* Start PAGE EXTRACT *
Search code examples
xmlantlrabstract-syntax-treecode-translation

AST to XML in generally (maybe ANTLR)


I need to parse files written in some languages(Java, C, C#...) and then trace the AST(Abstract syntax tree) to xml. (Actually the aim is to manipulate it and trace to another language - this second part have been implemented). After investigation I find out that there is no common approach to do this.

The most closest one is srcML. But first problem is that it is not Java =). The second problem is amount of languages (only 3).

I know that DMS can solve this problem, but it is not free and open-source.

So, as I understand, there is single way to do this: take ANTLR and try to convert AST to XML. So question is how to do it with ANTLR(Java), or maybe I miss some(not ANTLR way) to do this.


Solution

  • There are more Java tools besides ANTLR that can do this (JavaCC is a popular alternative, to name just one).
* End PAGE EXTRACT *
* Start RECORDS FOR THIS TASK *
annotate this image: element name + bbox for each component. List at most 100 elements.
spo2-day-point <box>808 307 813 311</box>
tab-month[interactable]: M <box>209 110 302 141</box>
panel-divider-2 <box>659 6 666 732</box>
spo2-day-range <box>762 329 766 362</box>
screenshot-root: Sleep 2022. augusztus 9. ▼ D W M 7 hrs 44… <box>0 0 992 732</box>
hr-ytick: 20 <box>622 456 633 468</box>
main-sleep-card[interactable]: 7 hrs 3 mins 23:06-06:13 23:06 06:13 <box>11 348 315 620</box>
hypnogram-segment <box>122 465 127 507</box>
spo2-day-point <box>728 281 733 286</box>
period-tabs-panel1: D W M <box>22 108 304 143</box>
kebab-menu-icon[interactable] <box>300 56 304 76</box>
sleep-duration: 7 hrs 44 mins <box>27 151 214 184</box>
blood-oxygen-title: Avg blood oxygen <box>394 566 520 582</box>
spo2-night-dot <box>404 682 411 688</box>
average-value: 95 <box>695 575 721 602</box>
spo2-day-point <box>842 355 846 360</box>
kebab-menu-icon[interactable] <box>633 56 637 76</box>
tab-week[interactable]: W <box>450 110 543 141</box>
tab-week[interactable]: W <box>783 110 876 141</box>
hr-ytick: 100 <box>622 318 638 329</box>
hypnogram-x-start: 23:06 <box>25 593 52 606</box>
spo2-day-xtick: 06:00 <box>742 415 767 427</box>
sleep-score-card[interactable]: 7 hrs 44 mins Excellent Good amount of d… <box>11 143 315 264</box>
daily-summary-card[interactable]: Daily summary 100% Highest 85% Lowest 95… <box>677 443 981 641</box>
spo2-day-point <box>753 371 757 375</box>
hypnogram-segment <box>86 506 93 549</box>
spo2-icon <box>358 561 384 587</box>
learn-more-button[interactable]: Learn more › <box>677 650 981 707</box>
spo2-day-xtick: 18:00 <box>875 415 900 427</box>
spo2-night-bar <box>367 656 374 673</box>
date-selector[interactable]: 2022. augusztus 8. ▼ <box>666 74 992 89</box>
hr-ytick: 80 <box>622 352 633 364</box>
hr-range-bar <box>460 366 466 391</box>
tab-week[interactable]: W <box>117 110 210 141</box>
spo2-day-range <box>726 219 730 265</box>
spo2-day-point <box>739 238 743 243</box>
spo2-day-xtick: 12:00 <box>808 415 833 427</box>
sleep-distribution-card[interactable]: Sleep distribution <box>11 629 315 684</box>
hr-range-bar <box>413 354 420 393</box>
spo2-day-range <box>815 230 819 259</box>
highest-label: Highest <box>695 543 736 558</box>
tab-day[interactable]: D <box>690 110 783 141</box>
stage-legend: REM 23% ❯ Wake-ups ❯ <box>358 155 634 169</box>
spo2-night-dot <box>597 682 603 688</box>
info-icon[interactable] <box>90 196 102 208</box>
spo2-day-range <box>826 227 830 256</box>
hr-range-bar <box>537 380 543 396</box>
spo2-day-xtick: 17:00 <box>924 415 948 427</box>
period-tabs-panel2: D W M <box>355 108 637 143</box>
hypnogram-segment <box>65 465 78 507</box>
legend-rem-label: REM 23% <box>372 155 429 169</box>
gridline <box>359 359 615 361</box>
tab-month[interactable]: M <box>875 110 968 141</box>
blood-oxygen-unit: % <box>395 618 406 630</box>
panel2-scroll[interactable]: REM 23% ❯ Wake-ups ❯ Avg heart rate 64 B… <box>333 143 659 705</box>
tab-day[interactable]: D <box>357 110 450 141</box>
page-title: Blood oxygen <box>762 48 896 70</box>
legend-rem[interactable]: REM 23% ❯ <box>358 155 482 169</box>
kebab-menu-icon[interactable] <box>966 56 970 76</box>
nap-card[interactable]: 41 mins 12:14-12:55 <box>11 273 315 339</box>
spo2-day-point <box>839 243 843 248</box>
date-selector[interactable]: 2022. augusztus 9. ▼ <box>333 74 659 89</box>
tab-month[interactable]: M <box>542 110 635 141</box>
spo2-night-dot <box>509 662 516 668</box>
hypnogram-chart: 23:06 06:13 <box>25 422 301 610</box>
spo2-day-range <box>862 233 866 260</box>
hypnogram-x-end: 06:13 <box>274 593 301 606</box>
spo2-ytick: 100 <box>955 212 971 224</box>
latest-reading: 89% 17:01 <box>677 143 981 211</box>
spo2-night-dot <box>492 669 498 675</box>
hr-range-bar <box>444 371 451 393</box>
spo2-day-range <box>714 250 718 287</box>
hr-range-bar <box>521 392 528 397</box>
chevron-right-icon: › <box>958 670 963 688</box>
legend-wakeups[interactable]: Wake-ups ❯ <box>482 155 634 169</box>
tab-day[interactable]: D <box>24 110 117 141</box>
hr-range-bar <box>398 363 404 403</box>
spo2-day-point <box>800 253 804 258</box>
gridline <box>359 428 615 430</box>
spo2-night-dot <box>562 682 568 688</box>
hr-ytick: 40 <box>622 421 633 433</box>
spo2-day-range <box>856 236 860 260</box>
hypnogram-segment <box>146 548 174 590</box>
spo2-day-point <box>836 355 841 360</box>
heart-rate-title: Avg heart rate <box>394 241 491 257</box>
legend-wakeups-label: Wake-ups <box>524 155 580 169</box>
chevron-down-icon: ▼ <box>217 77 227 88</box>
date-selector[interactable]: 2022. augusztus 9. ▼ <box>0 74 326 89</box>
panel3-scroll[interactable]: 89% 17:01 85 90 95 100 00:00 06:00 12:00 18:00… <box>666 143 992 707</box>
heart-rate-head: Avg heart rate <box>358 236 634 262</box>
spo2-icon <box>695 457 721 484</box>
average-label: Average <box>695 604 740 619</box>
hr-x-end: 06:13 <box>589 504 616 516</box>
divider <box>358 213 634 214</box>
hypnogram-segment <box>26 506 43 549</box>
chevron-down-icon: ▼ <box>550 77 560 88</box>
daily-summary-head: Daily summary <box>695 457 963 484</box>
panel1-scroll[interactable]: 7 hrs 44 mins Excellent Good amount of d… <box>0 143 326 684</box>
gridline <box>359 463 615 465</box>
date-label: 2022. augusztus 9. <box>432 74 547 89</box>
* End RECORDS FOR THIS TASK *
#### ACTIONS TO TAKE:
**1)** Copy the passage of the AST-to-XML thread that begins at the words "The most closest" and ends after "name just one).".
**2)** Render the lines of the records as a numbered list, skipping blank lines. Begin at the first line of the records and stop after the line that contains "spo2-day-xtick: 06:00 <box>742".
The AST-to-XML thread and the records are unrelated to each other.

#### RESPONSES TO THE TASKS:
**1)**
The most closest one is srcML. But first problem is that it is not Java =). The second problem is amount of languages (only 3).

I know that DMS can solve this problem, but it is not free and open-source.

So, as I understand, there is single way to do this: take ANTLR and try to convert AST to XML. So question is how to do it with ANTLR(Java), or maybe I miss some(not ANTLR way) to do this.


Solution

  • There are more Java tools besides ANTLR that can do this (JavaCC is a popular alternative, to name just one).

**2)**
1. annotate this image: element name + bbox for each component. List at most 100 elements.
2. spo2-day-point <box>808 307 813 311</box>
3. tab-month[interactable]: M <box>209 110 302 141</box>
4. panel-divider-2 <box>659 6 666 732</box>
5. spo2-day-range <box>762 329 766 362</box>
6. screenshot-root: Sleep 2022. augusztus 9. ▼ D W M 7 hrs 44… <box>0 0 992 732</box>
7. hr-ytick: 20 <box>622 456 633 468</box>
8. main-sleep-card[interactable]: 7 hrs 3 mins 23:06-06:13 23:06 06:13 <box>11 348 315 620</box>
9. hypnogram-segment <box>122 465 127 507</box>
10. spo2-day-point <box>728 281 733 286</box>
11. period-tabs-panel1: D W M <box>22 108 304 143</box>
12. kebab-menu-icon[interactable] <box>300 56 304 76</box>
13. sleep-duration: 7 hrs 44 mins <box>27 151 214 184</box>
14. blood-oxygen-title: Avg blood oxygen <box>394 566 520 582</box>
15. spo2-night-dot <box>404 682 411 688</box>
16. average-value: 95 <box>695 575 721 602</box>
17. spo2-day-point <box>842 355 846 360</box>
18. kebab-menu-icon[interactable] <box>633 56 637 76</box>
19. tab-week[interactable]: W <box>450 110 543 141</box>
20. tab-week[interactable]: W <box>783 110 876 141</box>
21. hr-ytick: 100 <box>622 318 638 329</box>
22. hypnogram-x-start: 23:06 <box>25 593 52 606</box>
23. spo2-day-xtick: 06:00 <box>742 415 767 427</box>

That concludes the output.